_WHAT TO DO_.
In how many lines of the data does the word "膜与膜处理技术" appear? Give the number by itself.

_INFORMATION GIVEN_.
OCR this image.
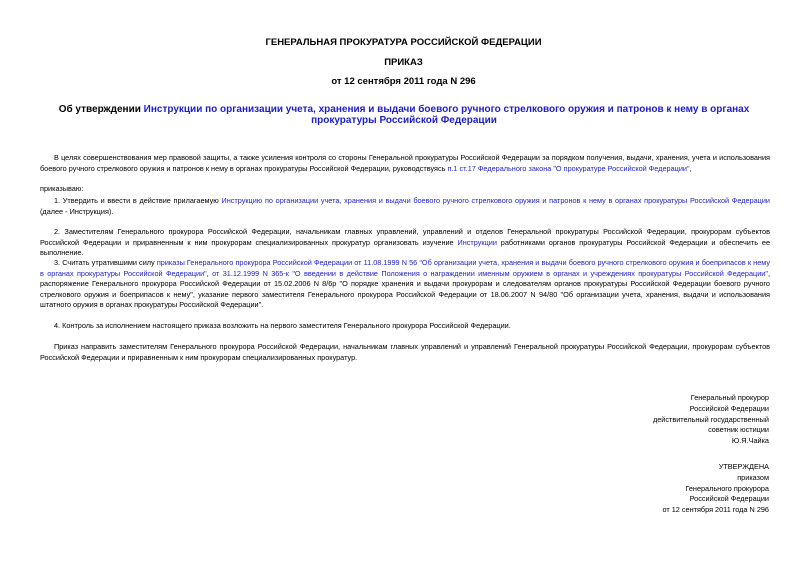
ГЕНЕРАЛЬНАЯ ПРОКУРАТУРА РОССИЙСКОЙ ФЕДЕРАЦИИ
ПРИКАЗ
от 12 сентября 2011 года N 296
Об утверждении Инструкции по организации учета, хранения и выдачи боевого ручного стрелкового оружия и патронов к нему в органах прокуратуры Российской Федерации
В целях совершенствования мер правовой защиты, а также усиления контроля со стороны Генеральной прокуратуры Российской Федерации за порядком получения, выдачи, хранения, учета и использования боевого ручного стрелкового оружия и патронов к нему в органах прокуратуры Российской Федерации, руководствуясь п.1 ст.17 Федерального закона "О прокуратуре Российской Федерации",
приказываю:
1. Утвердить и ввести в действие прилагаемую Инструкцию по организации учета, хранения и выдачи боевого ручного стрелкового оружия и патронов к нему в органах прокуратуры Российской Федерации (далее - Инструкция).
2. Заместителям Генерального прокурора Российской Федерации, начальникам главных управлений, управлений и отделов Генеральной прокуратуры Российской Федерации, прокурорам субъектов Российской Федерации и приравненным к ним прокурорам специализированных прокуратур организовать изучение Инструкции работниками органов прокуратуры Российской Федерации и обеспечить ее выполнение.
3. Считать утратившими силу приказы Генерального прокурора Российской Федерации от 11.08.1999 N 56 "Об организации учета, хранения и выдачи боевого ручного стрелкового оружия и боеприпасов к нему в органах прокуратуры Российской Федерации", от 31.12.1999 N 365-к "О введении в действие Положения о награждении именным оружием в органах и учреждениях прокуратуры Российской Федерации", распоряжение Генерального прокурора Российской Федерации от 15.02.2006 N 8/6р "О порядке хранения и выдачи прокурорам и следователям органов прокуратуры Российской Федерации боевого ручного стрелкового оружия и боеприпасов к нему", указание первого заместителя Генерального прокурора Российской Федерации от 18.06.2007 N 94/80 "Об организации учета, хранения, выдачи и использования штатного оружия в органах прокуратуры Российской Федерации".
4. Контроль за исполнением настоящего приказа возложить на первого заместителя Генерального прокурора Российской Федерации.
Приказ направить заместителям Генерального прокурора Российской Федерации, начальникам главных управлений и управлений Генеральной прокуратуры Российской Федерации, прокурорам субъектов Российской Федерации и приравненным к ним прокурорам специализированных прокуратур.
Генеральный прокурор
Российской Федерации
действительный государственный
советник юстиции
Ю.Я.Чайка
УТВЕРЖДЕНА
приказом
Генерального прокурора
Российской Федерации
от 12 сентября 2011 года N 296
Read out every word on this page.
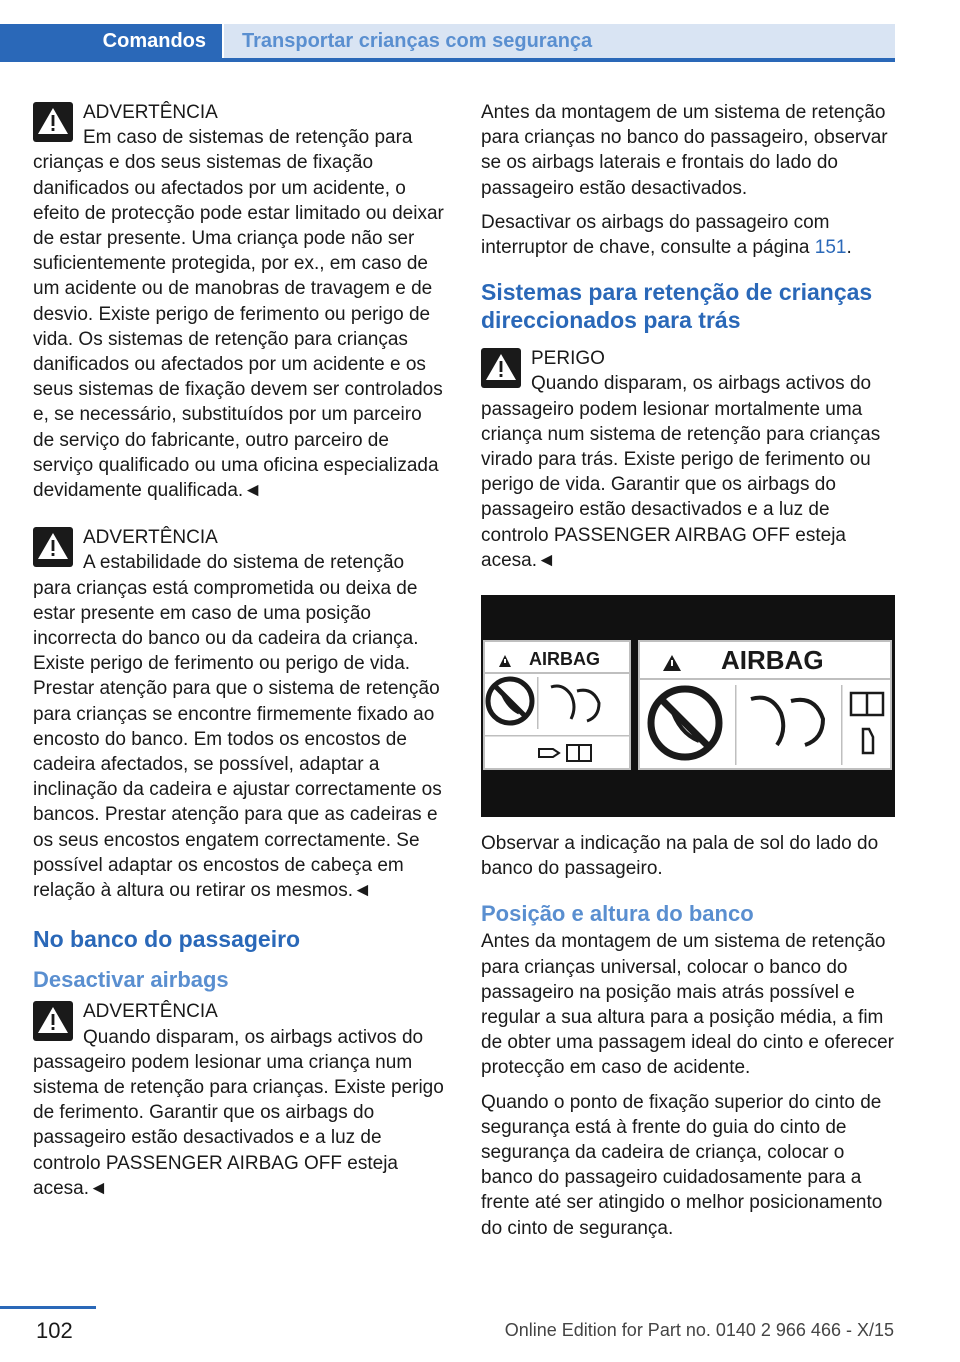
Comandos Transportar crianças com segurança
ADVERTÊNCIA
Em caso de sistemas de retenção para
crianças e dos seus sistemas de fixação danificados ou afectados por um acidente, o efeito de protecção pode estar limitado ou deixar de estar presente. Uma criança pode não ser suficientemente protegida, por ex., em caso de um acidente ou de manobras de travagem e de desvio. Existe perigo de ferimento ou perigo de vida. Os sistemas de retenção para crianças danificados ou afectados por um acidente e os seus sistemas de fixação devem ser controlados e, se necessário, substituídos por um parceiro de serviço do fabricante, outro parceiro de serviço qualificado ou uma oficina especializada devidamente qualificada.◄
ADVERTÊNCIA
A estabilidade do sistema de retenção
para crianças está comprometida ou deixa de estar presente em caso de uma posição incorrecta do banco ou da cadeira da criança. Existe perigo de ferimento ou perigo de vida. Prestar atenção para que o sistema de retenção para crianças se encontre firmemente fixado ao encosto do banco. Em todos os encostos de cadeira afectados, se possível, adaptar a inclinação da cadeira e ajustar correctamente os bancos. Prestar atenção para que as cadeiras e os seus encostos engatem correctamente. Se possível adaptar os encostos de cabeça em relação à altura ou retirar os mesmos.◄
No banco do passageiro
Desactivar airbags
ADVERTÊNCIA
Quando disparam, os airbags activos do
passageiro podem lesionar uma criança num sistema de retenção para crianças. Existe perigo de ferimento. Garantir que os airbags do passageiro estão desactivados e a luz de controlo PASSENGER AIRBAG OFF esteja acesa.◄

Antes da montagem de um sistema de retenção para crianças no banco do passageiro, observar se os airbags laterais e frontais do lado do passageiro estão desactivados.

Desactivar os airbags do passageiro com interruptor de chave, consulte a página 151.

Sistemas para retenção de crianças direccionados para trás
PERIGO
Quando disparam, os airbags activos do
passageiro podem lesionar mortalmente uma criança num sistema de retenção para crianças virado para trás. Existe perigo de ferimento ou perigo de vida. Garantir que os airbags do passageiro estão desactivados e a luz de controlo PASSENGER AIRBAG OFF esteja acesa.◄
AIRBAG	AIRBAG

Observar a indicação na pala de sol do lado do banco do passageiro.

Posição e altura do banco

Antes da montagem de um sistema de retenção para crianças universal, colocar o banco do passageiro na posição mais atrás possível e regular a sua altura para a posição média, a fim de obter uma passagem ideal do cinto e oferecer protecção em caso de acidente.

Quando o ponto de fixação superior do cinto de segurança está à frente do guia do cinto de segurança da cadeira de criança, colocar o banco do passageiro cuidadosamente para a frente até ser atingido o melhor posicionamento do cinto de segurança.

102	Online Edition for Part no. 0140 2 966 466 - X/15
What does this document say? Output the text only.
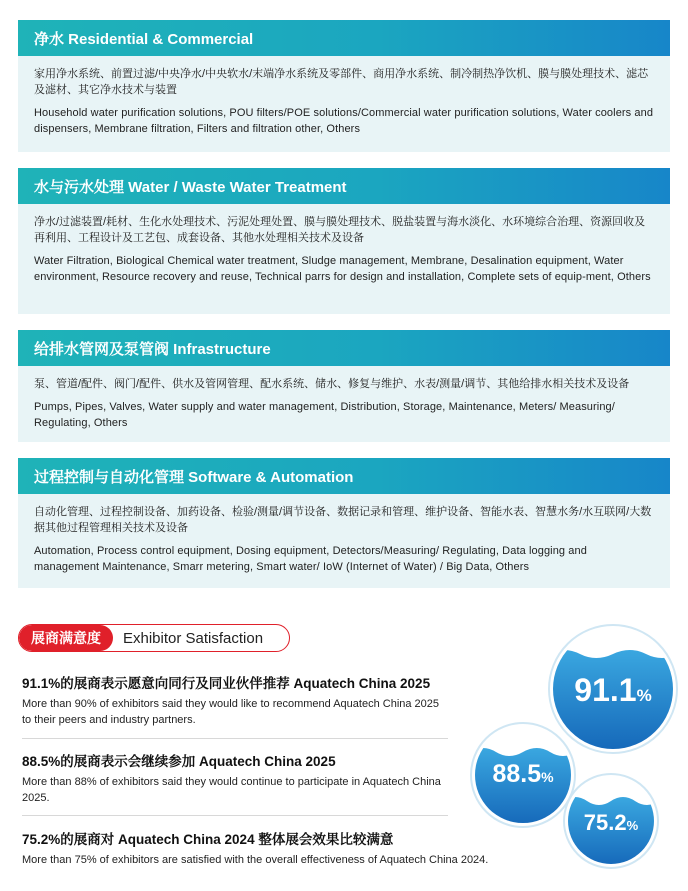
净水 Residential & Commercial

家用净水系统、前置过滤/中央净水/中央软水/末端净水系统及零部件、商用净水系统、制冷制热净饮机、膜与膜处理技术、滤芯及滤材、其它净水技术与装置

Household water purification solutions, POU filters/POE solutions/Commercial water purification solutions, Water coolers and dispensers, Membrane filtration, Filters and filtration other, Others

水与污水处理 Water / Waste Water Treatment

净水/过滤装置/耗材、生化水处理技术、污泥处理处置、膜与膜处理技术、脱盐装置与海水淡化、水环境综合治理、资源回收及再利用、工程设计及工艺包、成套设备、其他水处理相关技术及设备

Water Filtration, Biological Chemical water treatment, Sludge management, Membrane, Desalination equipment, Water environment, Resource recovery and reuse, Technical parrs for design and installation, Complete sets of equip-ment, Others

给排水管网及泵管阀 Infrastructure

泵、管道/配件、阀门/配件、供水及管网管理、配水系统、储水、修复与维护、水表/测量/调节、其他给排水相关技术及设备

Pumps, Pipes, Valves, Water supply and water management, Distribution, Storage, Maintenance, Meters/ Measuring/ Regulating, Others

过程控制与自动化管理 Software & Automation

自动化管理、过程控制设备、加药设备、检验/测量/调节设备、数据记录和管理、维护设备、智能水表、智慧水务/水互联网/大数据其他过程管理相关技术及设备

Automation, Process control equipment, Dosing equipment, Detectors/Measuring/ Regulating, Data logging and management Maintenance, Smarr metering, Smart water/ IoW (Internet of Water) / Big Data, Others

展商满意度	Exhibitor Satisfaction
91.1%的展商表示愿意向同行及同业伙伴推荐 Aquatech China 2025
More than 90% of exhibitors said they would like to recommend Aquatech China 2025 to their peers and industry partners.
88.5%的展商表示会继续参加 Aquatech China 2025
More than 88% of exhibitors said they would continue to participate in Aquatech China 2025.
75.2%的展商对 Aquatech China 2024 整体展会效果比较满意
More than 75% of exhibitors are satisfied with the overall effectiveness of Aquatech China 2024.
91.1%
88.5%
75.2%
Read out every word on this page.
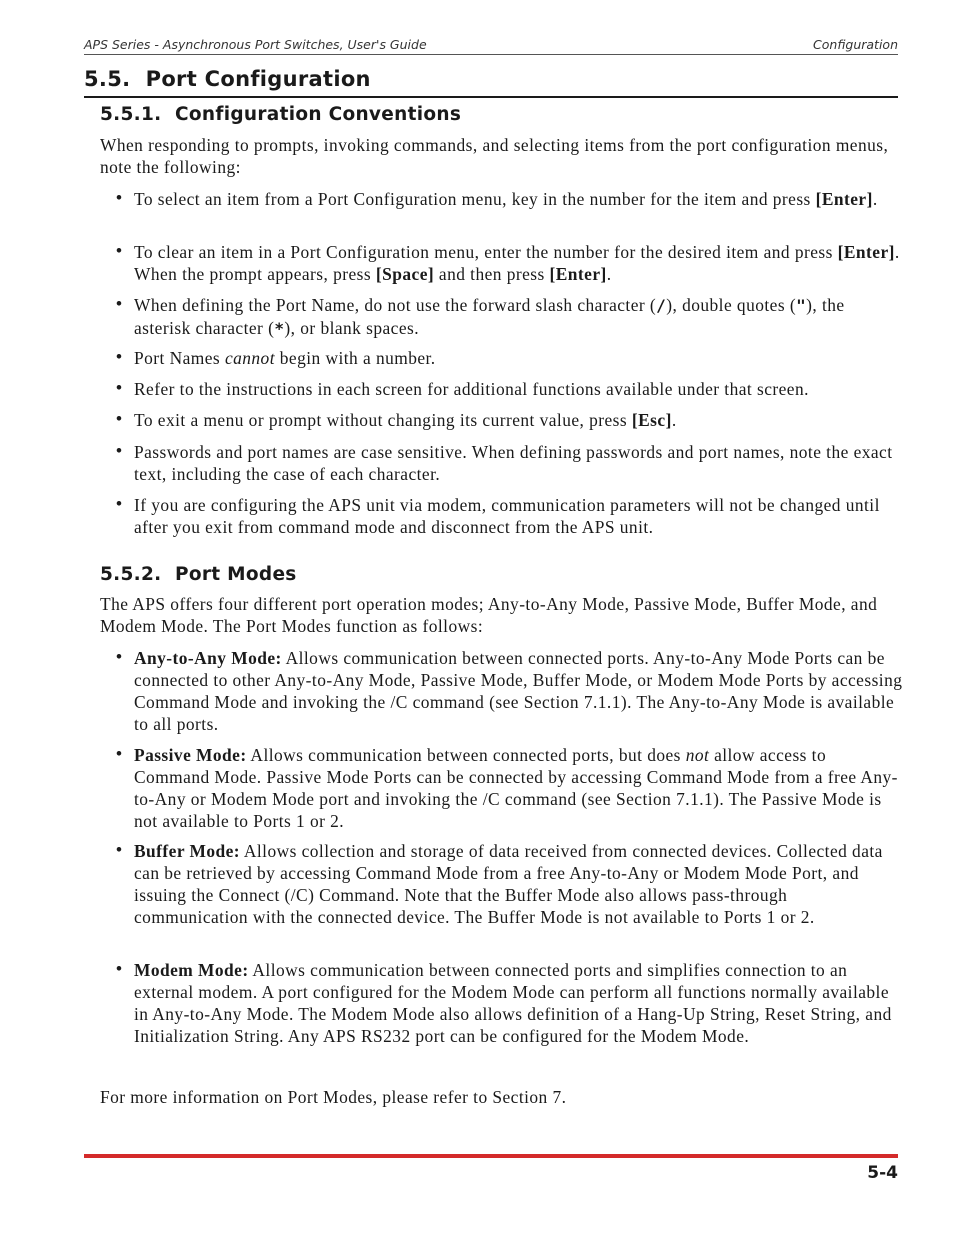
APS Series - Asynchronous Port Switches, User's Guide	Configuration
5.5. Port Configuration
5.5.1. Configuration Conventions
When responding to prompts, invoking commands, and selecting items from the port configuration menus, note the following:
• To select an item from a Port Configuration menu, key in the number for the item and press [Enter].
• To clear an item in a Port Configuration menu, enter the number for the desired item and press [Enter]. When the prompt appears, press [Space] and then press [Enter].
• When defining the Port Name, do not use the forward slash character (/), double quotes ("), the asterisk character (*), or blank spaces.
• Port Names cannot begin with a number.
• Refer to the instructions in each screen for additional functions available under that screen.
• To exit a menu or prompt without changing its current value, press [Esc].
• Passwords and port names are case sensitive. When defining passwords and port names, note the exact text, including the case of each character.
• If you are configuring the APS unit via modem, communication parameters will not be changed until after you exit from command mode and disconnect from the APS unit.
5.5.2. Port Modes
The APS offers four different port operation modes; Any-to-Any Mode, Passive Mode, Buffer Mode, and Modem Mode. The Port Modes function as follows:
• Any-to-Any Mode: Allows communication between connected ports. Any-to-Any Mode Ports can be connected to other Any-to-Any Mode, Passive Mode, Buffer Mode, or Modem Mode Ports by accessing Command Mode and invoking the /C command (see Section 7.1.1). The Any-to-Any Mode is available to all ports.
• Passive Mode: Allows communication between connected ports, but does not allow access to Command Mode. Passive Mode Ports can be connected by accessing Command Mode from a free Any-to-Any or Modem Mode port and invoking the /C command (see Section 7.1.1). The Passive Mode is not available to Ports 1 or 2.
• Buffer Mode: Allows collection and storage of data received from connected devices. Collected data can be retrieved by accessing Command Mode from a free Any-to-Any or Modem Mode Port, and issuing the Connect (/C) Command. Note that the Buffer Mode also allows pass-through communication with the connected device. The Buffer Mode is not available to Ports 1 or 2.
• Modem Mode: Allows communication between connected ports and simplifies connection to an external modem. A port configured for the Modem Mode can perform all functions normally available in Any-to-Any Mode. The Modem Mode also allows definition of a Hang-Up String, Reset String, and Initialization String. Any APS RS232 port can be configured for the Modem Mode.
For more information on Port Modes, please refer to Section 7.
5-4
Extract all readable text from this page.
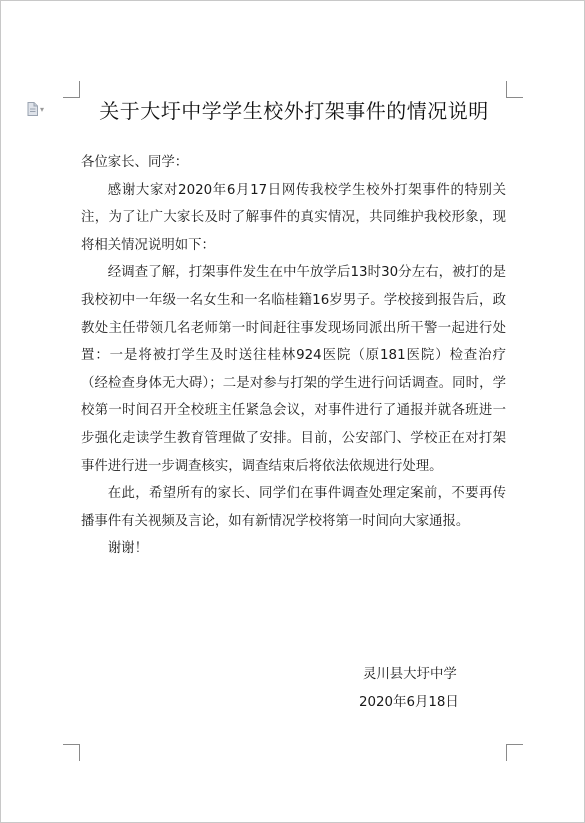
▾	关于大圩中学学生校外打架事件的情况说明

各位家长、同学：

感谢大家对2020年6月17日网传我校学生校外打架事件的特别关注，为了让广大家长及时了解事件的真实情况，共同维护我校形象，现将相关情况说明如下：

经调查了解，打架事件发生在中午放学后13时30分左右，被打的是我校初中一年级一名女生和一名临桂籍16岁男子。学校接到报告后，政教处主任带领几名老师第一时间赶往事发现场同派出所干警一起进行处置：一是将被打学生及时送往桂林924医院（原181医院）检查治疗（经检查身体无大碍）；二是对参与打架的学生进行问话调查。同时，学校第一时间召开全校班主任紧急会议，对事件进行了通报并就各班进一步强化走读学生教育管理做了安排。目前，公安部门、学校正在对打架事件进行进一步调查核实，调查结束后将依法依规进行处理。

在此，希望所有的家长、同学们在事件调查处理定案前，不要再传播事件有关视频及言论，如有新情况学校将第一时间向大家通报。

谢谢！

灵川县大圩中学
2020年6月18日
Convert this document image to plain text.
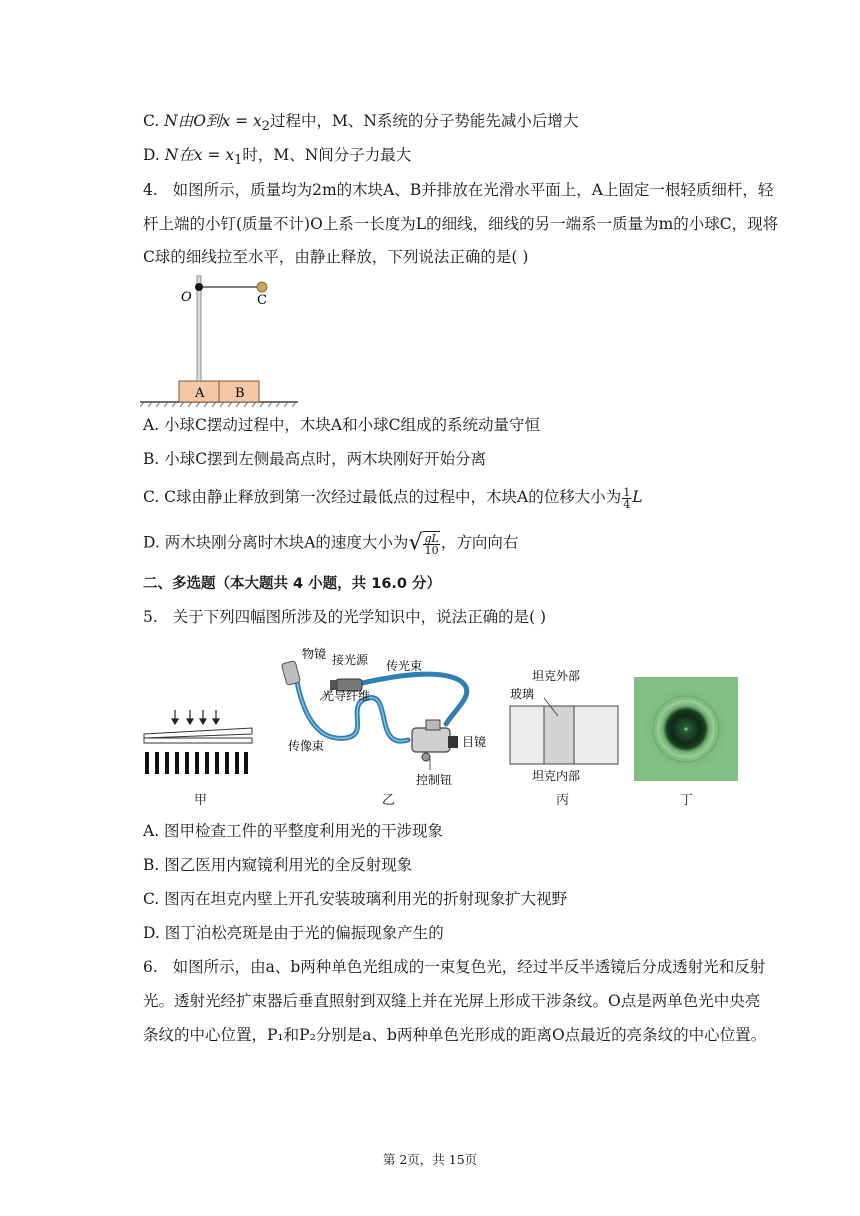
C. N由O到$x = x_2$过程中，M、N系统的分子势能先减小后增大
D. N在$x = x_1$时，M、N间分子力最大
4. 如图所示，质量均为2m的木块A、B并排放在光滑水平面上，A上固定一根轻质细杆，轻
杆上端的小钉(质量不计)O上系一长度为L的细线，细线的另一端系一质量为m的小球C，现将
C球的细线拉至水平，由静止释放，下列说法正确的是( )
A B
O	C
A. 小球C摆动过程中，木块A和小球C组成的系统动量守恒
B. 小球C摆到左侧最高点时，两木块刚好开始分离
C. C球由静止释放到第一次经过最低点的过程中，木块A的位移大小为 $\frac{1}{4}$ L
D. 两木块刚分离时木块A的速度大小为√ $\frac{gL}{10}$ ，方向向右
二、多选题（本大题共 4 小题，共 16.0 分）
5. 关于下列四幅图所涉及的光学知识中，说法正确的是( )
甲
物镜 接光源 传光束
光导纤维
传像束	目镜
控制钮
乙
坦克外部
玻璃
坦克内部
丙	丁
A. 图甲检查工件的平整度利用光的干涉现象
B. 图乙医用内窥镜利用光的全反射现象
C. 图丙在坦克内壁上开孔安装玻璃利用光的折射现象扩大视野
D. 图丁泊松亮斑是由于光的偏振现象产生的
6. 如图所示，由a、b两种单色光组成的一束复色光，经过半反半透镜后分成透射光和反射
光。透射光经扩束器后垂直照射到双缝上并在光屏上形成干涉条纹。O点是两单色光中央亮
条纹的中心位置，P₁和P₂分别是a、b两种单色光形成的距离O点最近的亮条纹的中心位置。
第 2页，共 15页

_REPLY_.
2